::: RECORDS FOR THE TASK :::
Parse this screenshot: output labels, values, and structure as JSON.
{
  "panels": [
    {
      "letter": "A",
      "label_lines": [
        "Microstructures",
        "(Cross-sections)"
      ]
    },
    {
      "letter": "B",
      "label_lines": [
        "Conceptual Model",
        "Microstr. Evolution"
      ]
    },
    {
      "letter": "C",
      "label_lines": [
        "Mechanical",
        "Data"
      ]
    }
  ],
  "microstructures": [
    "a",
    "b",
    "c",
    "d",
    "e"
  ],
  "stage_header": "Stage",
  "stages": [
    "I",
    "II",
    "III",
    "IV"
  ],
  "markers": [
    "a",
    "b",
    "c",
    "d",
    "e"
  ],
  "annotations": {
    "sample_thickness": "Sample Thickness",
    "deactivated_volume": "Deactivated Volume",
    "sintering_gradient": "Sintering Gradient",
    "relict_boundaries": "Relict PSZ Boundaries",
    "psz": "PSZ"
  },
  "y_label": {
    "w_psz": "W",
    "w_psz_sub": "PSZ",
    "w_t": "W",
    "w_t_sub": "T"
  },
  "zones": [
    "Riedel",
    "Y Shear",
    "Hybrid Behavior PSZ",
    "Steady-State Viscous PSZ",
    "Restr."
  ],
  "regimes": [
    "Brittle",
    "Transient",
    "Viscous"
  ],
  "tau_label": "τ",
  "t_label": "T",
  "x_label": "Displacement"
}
:::
▶ _TASK TO CARRY OUT_: Print all of the entries exactly as they appear.

▶ _WRITTEN SOLUTION_:
Parse this screenshot: output labels, values, and structure as JSON.
{
  "panels": [
    {
      "letter": "A",
      "label_lines": [
        "Microstructures",
        "(Cross-sections)"
      ]
    },
    {
      "letter": "B",
      "label_lines": [
        "Conceptual Model",
        "Microstr. Evolution"
      ]
    },
    {
      "letter": "C",
      "label_lines": [
        "Mechanical",
        "Data"
      ]
    }
  ],
  "microstructures": [
    "a",
    "b",
    "c",
    "d",
    "e"
  ],
  "stage_header": "Stage",
  "stages": [
    "I",
    "II",
    "III",
    "IV"
  ],
  "markers": [
    "a",
    "b",
    "c",
    "d",
    "e"
  ],
  "annotations": {
    "sample_thickness": "Sample Thickness",
    "deactivated_volume": "Deactivated Volume",
    "sintering_gradient": "Sintering Gradient",
    "relict_boundaries": "Relict PSZ Boundaries",
    "psz": "PSZ"
  },
  "y_label": {
    "w_psz": "W",
    "w_psz_sub": "PSZ",
    "w_t": "W",
    "w_t_sub": "T"
  },
  "zones": [
    "Riedel",
    "Y Shear",
    "Hybrid Behavior PSZ",
    "Steady-State Viscous PSZ",
    "Restr."
  ],
  "regimes": [
    "Brittle",
    "Transient",
    "Viscous"
  ],
  "tau_label": "τ",
  "t_label": "T",
  "x_label": "Displacement"
}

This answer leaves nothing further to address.